[Collected data]
▼

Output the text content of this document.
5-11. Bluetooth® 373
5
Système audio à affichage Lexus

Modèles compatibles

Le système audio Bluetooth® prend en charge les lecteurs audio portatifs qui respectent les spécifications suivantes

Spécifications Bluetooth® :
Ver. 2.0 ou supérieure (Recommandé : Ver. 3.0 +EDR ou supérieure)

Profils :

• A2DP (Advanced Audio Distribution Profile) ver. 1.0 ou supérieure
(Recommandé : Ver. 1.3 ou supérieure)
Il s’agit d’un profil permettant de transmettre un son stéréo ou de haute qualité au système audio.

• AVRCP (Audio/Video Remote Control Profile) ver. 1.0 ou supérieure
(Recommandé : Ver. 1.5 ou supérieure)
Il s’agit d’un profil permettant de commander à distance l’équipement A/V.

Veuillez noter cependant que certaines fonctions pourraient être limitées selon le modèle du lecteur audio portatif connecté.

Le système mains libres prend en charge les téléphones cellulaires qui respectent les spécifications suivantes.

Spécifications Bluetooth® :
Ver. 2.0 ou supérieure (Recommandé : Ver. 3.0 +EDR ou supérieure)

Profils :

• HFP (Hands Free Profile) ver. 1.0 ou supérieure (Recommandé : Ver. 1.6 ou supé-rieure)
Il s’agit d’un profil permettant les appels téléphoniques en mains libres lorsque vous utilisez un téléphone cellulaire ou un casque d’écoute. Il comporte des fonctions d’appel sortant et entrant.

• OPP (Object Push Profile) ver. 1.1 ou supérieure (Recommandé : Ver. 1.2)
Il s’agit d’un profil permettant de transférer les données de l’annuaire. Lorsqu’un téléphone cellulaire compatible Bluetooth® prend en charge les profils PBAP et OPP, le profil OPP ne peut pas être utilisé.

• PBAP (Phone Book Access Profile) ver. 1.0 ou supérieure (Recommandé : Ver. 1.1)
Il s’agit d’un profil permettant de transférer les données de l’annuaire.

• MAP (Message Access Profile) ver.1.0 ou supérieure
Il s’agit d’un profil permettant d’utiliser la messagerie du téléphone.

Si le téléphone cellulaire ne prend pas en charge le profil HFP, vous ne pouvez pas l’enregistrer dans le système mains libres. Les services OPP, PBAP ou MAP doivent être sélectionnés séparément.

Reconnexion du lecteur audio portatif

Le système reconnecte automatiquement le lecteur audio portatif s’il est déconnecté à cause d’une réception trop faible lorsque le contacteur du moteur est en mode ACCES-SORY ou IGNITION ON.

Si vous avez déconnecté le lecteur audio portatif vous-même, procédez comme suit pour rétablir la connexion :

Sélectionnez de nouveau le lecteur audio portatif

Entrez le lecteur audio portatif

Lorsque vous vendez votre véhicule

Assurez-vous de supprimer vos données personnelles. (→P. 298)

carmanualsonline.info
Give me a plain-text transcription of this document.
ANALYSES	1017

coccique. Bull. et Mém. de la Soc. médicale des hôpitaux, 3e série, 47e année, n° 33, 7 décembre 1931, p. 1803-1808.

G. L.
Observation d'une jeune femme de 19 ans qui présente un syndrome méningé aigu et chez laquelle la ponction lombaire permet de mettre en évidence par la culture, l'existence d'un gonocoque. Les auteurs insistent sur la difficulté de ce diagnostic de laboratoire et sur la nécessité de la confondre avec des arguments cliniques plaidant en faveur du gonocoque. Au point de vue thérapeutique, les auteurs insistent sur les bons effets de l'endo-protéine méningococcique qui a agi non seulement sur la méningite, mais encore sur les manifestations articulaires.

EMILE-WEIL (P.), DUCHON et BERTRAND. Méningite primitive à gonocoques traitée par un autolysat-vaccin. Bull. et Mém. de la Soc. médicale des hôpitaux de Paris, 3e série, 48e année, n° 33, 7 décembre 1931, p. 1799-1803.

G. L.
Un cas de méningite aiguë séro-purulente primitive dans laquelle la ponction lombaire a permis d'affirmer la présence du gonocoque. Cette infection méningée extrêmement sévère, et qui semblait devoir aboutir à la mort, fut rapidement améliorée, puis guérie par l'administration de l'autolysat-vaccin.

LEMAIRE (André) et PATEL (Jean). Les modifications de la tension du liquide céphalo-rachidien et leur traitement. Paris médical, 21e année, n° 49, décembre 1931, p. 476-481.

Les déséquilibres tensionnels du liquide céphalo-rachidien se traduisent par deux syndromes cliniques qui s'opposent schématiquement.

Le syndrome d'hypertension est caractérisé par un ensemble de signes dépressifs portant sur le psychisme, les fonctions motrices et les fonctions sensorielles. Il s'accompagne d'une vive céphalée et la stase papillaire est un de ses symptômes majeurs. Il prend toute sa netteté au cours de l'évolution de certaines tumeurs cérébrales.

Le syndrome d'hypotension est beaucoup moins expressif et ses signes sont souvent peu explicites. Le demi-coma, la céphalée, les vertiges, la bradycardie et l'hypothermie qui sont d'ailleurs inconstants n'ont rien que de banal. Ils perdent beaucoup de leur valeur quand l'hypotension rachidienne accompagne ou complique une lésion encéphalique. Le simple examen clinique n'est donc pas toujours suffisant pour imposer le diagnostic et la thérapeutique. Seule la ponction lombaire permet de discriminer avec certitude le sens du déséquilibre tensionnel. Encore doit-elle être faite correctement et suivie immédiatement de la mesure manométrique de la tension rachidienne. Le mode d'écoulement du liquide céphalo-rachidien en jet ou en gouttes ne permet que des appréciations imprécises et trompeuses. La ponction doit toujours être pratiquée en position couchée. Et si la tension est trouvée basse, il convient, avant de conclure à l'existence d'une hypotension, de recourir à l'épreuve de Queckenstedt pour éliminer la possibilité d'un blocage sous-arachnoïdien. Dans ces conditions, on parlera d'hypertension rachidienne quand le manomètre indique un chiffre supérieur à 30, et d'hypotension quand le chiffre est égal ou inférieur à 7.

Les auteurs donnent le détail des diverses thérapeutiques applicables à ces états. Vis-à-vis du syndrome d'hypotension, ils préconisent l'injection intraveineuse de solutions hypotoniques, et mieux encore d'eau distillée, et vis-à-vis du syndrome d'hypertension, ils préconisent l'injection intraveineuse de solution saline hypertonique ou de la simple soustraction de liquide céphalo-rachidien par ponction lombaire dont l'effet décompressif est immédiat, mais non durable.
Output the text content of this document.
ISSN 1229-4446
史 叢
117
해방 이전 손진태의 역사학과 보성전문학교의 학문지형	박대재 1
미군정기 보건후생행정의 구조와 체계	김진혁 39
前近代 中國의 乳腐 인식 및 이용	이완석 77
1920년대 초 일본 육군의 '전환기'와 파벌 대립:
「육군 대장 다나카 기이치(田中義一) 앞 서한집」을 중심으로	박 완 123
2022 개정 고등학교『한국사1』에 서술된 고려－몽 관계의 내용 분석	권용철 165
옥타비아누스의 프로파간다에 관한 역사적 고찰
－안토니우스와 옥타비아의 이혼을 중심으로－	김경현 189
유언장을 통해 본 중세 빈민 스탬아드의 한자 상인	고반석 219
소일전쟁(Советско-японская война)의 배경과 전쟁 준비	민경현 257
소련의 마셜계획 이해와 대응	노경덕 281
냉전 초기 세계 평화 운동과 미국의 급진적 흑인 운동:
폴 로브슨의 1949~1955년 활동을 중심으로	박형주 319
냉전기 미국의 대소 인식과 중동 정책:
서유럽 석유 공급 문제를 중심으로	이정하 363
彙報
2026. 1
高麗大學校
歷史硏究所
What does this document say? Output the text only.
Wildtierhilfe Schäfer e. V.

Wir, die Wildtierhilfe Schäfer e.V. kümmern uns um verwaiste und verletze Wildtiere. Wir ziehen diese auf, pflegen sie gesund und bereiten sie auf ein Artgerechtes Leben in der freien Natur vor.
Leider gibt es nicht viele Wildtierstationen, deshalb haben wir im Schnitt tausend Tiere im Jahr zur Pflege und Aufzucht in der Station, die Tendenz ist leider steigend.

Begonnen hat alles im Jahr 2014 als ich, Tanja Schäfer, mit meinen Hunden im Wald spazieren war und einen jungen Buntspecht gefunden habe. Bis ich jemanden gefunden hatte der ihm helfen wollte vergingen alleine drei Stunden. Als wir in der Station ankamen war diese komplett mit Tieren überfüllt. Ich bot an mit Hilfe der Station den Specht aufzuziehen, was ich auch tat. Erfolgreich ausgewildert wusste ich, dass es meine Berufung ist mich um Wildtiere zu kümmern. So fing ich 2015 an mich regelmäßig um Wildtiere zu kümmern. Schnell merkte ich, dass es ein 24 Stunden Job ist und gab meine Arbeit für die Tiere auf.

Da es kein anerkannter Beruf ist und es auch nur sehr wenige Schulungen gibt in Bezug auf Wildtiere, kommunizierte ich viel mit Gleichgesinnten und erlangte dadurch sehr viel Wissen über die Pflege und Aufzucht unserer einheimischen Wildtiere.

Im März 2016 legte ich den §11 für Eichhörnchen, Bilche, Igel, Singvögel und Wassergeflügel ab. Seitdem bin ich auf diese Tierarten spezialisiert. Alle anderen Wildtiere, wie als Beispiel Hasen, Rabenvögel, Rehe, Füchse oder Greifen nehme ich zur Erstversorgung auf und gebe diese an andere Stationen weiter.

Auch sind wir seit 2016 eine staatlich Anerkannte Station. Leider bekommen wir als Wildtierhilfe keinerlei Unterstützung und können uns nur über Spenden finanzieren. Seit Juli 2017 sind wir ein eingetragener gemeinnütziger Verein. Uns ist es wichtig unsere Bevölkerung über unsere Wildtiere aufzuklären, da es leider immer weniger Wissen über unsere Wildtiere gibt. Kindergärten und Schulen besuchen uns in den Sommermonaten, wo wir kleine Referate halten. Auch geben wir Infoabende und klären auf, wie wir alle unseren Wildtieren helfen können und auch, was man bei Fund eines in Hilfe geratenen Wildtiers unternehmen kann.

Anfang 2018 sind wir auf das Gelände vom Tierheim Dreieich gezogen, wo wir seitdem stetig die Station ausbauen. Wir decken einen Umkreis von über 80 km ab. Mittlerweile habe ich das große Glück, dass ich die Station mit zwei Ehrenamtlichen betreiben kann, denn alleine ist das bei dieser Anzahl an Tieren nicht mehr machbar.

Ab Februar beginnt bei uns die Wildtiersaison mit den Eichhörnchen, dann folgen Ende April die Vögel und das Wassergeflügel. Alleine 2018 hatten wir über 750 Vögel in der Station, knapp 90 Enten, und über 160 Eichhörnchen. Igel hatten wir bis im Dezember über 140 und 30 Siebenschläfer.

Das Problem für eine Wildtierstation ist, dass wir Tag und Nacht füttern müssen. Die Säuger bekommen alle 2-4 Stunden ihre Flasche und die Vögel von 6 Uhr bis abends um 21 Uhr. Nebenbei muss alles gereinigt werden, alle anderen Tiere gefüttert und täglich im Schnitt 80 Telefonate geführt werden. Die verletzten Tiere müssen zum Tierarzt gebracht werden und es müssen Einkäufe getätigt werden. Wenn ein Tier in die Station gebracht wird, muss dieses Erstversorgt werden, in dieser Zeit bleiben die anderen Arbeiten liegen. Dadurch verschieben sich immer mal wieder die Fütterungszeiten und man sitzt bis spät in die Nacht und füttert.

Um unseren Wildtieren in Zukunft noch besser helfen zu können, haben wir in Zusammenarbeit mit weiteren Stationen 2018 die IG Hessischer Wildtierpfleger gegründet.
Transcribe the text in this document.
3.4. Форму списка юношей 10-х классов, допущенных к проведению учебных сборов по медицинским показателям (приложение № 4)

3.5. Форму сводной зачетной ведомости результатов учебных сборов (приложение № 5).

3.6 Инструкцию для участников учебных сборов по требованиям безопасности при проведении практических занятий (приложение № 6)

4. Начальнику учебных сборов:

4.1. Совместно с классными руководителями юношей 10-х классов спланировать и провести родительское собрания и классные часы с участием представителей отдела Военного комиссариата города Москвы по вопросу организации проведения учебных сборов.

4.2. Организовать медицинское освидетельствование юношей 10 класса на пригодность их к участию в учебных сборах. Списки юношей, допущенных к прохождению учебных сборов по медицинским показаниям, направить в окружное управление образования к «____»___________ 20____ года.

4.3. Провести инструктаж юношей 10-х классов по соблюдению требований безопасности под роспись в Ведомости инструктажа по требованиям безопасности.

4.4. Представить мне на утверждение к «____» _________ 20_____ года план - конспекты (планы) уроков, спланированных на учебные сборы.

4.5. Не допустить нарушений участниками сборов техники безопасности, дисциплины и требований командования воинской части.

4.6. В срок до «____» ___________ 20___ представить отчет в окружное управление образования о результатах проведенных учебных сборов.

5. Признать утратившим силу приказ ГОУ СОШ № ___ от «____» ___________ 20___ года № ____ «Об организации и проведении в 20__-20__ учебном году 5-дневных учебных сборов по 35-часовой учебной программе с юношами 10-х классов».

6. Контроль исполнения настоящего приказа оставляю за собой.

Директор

▲

■ **STATED TASK**: Check each line above for the word "fonctions" and copy the ones that have it.

■ **REPLY**:
Veuillez noter cependant que certaines fonctions pourraient être limitées selon le modèle du lecteur audio portatif connecté.
Il s’agit d’un profil permettant les appels téléphoniques en mains libres lorsque vous utilisez un téléphone cellulaire ou un casque d’écoute. Il comporte des fonctions d’appel sortant et entrant.
Le syndrome d'hypertension est caractérisé par un ensemble de signes dépressifs portant sur le psychisme, les fonctions motrices et les fonctions sensorielles. Il s'accompagne d'une vive céphalée et la stase papillaire est un de ses symptômes majeurs. Il prend toute sa netteté au cours de l'évolution de certaines tumeurs cérébrales.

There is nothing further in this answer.